→ Exercise objective:
For each line in the data below that holds "legend", return a copy.

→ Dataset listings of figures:

────────────────────

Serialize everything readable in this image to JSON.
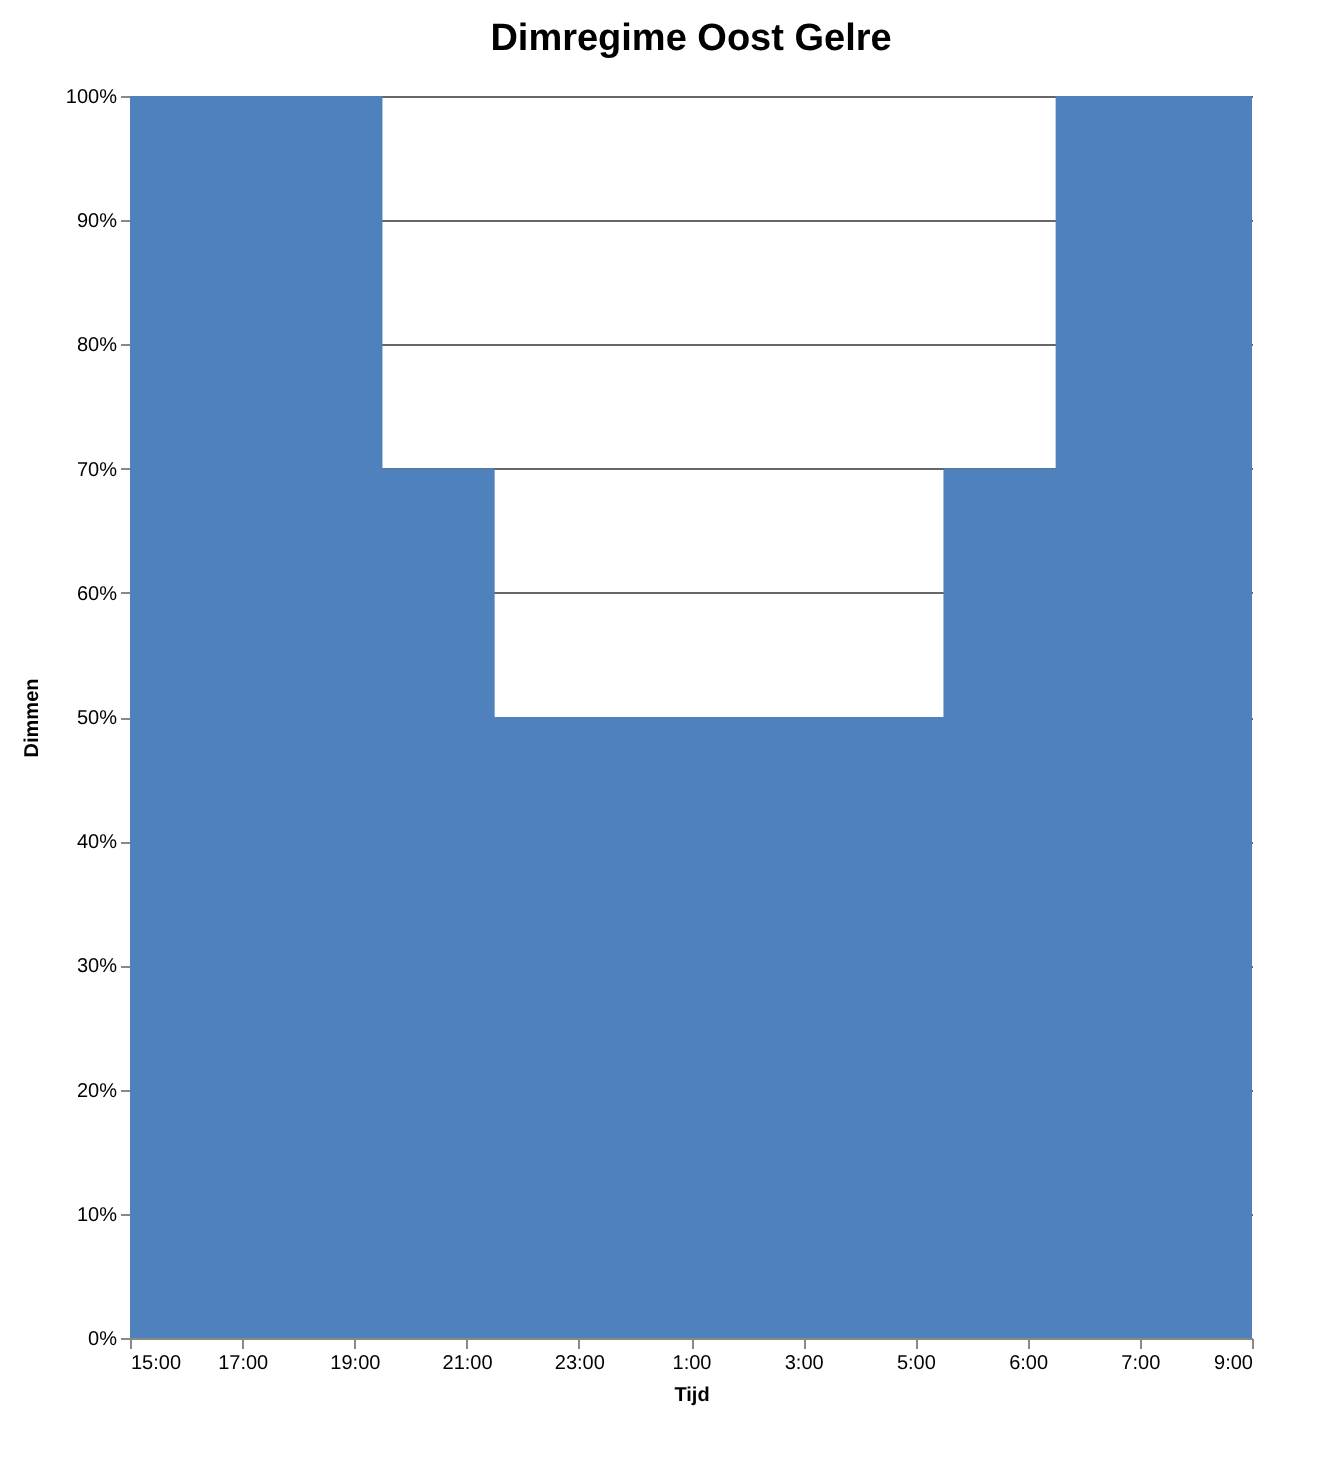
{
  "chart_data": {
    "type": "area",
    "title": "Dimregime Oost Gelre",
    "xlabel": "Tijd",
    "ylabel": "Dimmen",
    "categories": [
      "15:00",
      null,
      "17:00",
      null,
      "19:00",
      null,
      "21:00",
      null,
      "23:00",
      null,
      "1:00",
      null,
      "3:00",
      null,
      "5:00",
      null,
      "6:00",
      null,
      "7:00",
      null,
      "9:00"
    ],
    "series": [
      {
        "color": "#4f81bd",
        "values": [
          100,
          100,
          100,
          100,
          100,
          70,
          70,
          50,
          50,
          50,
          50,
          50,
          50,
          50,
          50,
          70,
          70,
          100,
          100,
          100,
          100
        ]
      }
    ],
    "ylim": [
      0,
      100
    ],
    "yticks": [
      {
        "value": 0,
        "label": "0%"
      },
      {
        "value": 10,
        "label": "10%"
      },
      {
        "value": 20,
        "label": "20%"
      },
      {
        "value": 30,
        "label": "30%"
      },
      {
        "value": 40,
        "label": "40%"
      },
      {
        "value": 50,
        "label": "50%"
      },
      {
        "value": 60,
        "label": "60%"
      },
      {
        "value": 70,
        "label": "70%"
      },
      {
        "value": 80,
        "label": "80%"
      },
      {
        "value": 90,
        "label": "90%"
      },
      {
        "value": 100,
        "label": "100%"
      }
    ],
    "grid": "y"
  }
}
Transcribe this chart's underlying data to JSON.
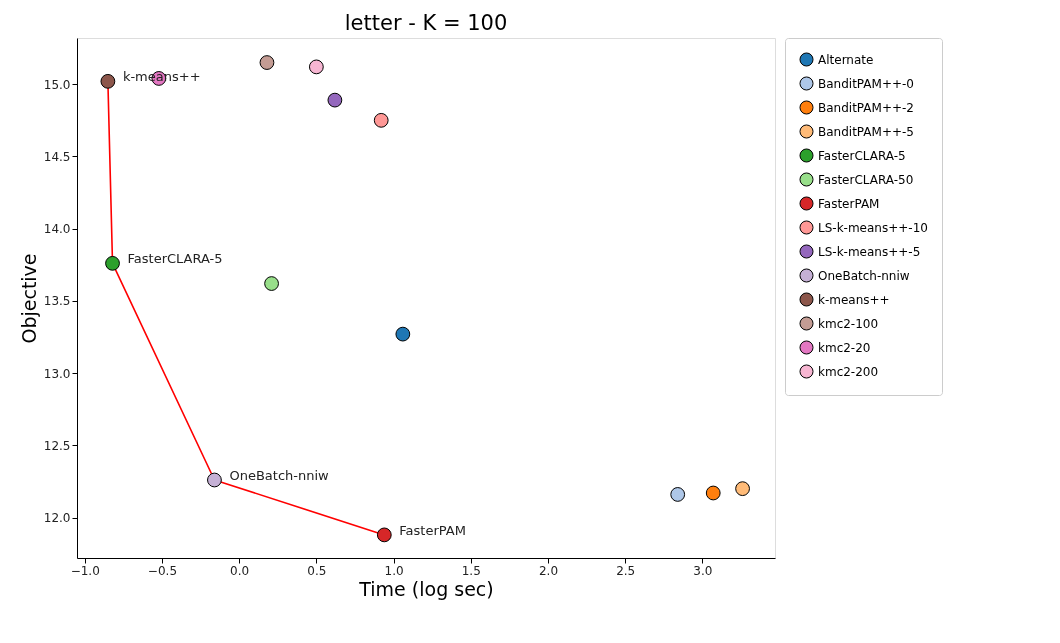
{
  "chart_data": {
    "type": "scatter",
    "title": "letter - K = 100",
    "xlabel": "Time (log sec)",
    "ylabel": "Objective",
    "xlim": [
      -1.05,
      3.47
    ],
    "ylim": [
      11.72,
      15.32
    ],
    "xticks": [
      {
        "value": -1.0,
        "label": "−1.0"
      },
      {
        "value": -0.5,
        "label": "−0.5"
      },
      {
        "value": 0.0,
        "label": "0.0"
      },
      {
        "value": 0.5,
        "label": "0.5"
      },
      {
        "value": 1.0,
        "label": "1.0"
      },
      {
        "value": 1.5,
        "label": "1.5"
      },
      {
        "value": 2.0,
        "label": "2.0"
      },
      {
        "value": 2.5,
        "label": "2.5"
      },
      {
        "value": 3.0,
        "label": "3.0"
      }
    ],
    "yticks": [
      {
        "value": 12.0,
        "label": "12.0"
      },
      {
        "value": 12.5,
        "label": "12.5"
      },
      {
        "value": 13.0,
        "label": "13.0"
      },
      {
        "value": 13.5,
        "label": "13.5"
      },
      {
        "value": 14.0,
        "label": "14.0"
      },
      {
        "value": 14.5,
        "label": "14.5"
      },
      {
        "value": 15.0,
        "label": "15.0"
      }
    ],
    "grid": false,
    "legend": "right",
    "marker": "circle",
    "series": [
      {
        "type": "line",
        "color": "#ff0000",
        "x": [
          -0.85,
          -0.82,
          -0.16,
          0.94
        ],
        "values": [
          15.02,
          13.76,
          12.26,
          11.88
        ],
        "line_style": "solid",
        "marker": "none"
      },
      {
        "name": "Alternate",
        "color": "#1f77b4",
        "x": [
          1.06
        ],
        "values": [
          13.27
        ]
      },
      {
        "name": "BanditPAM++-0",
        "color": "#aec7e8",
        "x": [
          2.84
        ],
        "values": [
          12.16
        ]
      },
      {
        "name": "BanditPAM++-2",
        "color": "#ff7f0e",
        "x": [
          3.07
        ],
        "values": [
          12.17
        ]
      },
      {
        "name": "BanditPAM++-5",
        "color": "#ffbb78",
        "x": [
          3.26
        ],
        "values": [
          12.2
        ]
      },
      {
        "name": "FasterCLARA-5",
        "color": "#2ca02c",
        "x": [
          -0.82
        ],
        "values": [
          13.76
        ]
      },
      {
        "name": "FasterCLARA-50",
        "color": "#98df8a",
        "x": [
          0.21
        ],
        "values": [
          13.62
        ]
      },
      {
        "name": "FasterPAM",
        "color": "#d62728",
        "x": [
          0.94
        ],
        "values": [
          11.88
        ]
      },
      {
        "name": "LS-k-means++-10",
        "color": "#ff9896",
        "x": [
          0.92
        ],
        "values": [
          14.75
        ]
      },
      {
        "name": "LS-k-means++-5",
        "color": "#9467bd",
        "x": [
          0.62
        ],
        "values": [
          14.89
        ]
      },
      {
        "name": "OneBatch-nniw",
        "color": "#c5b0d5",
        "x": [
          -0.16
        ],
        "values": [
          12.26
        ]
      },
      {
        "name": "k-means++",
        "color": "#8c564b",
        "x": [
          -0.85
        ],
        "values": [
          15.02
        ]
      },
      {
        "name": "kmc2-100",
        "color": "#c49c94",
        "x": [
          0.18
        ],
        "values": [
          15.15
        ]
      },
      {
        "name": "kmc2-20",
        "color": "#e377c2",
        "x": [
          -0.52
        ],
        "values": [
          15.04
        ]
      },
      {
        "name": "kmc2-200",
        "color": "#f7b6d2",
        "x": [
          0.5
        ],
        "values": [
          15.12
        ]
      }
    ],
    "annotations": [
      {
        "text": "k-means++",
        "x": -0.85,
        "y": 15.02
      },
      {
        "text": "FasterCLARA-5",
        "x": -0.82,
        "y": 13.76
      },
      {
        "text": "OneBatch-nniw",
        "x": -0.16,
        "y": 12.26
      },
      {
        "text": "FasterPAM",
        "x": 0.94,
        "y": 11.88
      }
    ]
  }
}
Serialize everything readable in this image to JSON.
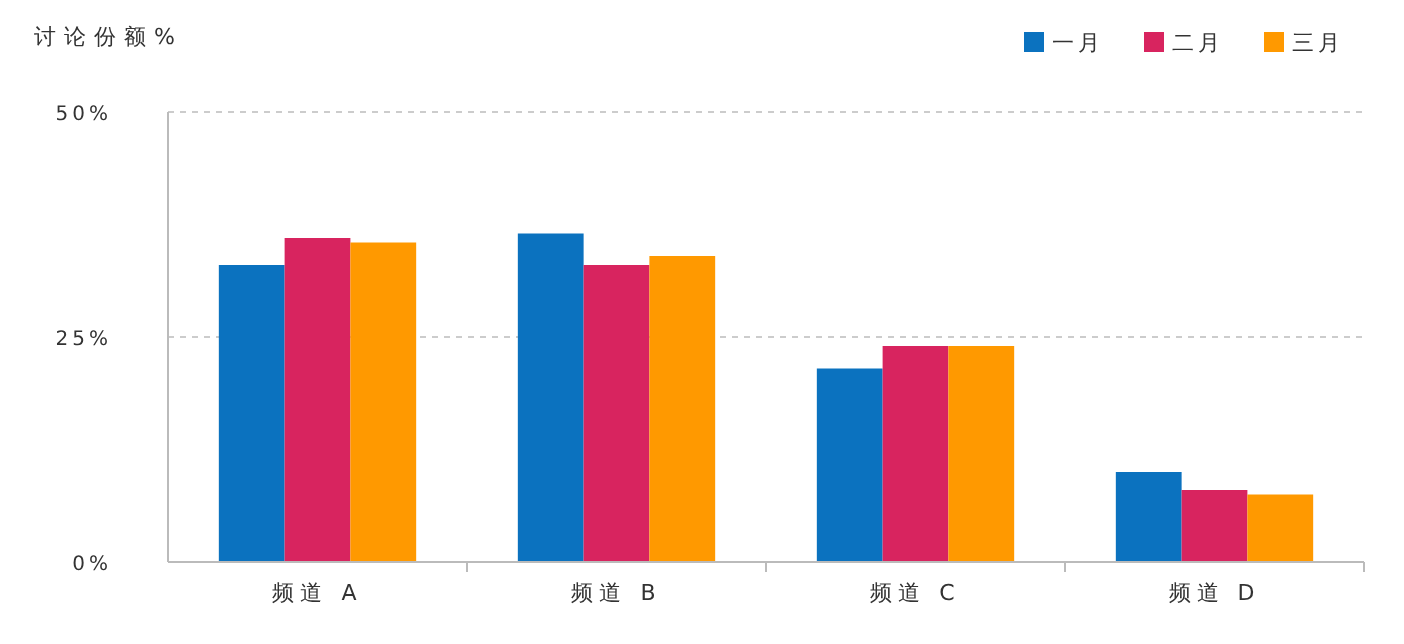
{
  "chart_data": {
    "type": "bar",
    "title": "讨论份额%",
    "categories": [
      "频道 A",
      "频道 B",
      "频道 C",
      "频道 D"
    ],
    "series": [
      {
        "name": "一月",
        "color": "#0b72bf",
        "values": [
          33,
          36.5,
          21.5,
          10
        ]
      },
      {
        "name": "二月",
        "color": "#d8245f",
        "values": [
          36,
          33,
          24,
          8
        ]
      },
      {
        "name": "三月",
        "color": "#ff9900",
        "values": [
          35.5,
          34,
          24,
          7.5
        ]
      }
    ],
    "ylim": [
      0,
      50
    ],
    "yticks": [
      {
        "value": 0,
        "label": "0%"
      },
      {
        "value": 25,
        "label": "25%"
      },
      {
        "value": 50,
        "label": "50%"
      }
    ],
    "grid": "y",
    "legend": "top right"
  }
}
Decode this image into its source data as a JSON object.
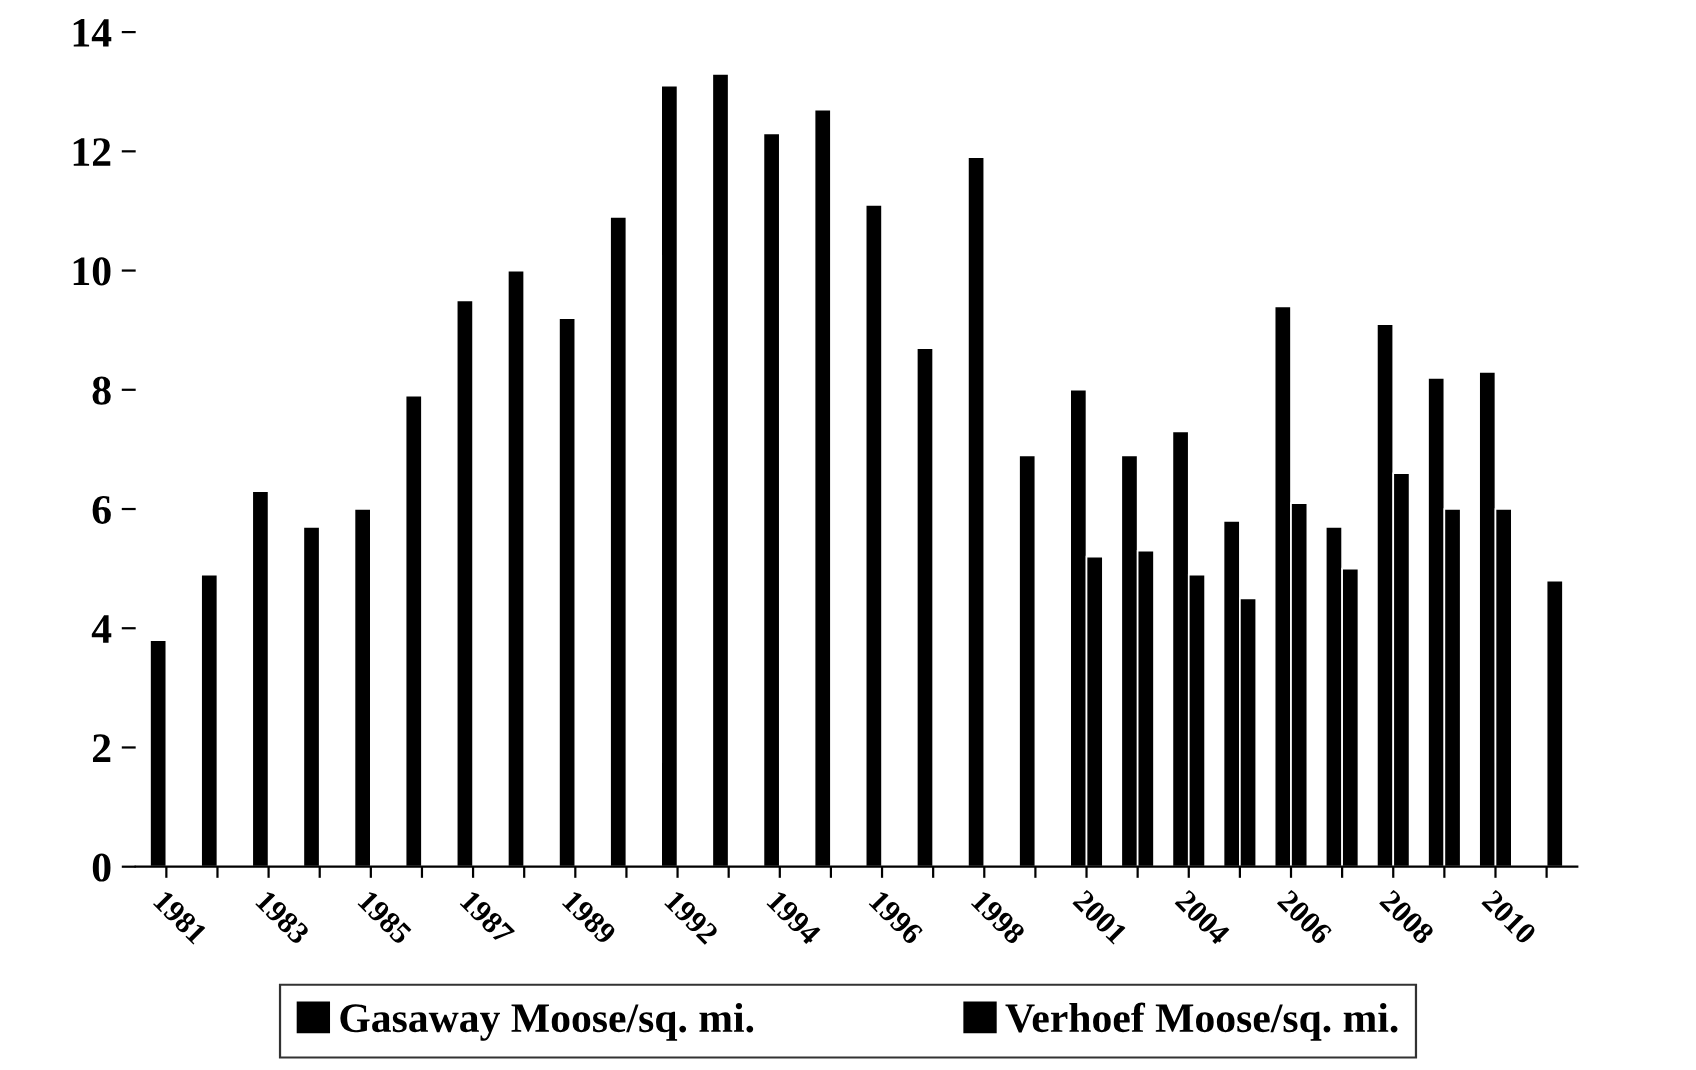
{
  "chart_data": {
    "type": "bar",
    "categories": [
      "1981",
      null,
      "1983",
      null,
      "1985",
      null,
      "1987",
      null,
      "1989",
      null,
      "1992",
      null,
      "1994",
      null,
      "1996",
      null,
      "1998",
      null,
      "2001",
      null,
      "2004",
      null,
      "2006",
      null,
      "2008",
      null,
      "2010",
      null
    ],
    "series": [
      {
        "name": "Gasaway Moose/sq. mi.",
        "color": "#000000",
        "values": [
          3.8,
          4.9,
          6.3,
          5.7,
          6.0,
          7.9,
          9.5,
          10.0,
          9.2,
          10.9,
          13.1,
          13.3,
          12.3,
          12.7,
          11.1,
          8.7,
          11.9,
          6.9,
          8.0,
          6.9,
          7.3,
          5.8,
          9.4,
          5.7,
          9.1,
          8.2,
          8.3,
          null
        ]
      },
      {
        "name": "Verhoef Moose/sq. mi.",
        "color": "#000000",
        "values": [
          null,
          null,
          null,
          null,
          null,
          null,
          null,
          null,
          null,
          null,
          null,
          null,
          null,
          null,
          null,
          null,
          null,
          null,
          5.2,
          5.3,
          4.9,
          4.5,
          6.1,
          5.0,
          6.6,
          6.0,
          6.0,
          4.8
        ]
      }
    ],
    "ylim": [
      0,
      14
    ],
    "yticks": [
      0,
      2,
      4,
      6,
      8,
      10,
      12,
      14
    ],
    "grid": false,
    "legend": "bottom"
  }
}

────────────────────

→ Answer for this exercise:
    "legend": "right",
    "legend": "top right"
    "legend": "bottom"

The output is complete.